From the listing below, pull each line that includes "title".

____

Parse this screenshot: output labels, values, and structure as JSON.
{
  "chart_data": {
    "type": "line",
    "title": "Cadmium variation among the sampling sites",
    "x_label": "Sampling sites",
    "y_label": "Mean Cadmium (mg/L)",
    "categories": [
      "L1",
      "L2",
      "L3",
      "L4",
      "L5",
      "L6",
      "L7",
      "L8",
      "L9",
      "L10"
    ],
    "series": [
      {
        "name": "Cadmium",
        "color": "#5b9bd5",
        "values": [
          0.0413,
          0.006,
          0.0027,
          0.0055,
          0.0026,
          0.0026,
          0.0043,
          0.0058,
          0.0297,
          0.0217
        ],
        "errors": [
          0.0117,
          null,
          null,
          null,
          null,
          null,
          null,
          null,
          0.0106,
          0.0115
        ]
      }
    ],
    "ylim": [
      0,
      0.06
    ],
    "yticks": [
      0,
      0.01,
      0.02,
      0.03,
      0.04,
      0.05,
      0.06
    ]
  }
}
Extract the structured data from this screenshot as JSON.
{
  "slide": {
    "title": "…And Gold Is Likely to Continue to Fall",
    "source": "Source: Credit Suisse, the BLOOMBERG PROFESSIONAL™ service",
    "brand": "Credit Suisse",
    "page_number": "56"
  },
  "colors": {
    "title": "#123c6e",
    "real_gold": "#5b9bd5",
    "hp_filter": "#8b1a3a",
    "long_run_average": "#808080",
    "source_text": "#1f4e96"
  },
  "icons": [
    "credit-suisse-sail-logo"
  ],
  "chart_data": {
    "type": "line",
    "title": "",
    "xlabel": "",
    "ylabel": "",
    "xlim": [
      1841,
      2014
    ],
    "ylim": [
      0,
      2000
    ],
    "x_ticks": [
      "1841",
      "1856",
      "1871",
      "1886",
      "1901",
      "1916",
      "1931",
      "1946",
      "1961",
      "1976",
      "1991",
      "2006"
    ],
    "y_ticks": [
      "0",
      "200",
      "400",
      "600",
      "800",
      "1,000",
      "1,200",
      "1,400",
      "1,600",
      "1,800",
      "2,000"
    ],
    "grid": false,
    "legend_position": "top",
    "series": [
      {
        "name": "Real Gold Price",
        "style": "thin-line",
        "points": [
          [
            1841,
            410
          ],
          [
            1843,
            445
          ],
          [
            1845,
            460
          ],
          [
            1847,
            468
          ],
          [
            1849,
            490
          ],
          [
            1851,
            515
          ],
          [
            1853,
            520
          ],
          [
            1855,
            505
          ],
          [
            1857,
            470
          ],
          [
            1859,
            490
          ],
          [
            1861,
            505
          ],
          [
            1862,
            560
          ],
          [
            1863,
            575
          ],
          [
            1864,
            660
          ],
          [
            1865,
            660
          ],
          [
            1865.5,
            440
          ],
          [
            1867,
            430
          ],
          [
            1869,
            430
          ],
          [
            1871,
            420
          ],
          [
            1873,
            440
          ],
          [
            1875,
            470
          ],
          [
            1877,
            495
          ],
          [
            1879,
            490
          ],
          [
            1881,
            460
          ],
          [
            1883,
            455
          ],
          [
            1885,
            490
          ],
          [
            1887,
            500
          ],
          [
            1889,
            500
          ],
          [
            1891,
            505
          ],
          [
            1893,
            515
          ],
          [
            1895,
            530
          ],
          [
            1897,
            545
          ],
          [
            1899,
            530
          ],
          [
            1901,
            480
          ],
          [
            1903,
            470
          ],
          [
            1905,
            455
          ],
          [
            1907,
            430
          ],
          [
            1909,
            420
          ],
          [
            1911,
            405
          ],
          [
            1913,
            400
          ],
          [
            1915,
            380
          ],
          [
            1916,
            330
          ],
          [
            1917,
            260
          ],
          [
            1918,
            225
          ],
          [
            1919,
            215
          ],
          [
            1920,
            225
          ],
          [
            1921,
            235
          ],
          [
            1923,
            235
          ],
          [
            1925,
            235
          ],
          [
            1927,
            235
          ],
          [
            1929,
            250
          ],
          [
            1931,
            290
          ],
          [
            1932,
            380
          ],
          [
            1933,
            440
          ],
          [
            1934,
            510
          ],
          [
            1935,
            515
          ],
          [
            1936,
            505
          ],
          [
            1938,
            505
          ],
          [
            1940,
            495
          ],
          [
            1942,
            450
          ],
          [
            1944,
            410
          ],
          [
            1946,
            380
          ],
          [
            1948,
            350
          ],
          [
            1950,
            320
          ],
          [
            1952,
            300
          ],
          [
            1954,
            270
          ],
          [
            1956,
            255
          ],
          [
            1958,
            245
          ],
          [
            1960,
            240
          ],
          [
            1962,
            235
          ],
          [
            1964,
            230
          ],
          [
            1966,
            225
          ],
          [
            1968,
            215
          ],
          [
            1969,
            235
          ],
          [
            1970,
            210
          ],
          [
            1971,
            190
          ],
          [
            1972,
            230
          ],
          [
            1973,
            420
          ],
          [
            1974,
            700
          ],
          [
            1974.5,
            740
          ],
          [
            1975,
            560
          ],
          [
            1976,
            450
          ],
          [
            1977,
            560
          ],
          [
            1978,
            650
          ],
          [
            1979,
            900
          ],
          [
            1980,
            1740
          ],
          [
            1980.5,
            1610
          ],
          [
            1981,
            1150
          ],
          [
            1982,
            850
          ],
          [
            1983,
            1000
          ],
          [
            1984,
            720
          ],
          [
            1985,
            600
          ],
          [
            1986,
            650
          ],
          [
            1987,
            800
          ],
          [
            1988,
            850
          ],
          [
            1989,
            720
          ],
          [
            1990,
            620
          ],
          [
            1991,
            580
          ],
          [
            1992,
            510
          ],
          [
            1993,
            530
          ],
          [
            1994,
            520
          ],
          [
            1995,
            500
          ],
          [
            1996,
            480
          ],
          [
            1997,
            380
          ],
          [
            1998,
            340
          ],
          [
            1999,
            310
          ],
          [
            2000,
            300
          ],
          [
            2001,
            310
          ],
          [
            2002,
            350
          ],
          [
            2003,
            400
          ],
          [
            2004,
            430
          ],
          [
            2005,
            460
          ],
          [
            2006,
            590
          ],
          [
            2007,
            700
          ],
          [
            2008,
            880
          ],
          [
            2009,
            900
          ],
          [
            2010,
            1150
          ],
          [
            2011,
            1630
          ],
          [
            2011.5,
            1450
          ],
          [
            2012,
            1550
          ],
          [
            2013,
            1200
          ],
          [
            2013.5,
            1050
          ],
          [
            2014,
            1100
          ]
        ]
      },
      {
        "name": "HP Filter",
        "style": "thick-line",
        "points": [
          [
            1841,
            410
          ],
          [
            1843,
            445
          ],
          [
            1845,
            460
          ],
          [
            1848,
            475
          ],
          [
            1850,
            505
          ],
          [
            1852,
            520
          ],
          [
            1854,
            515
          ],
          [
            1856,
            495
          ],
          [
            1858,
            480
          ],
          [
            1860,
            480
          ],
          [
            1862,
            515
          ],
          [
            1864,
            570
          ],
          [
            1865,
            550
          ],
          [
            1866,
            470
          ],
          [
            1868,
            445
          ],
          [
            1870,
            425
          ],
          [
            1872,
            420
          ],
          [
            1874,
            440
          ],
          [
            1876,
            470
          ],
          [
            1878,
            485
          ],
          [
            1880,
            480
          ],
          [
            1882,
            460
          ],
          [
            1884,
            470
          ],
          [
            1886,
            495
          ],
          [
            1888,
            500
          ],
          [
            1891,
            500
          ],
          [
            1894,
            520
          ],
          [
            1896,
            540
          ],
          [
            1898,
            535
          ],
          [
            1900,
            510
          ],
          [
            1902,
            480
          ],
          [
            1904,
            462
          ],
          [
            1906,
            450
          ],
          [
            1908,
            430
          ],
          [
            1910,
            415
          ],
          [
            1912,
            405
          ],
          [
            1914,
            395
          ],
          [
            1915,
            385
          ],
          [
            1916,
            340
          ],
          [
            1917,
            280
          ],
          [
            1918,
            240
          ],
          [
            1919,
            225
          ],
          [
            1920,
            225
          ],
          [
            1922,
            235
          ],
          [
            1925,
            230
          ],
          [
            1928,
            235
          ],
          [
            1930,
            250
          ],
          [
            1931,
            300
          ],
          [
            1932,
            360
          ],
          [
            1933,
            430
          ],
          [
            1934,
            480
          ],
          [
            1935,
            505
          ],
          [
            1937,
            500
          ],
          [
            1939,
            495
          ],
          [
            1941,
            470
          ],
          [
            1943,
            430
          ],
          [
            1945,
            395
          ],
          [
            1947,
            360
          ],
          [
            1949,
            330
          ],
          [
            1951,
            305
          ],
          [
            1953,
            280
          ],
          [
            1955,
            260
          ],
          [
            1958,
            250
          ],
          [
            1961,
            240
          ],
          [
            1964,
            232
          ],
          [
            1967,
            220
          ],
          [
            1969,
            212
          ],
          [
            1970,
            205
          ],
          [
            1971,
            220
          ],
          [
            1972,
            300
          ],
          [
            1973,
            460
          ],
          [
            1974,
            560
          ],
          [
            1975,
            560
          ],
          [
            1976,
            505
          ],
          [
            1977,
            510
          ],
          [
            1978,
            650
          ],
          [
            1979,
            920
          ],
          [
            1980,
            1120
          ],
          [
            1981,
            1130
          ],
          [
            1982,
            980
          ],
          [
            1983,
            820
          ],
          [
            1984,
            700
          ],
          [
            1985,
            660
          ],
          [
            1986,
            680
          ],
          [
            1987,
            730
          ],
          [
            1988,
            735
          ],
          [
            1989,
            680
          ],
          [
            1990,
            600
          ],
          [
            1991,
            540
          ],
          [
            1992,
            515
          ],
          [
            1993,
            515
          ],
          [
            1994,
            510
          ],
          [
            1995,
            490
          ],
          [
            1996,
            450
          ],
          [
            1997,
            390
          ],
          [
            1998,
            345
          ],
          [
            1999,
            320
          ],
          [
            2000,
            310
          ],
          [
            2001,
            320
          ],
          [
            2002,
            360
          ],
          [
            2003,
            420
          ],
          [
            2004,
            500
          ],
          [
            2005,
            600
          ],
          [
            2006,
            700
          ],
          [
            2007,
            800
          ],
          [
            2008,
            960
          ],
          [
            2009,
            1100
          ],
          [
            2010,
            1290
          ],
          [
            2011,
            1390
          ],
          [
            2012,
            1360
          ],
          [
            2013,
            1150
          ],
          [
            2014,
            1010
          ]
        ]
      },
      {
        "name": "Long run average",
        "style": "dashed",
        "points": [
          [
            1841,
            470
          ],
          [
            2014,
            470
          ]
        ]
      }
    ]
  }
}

____

— SOLVED PROBLEM —
    "title": "Cadmium variation among the sampling sites",
    "title": "…And Gold Is Likely to Continue to Fall",
    "title": "#123c6e",
    "title": "",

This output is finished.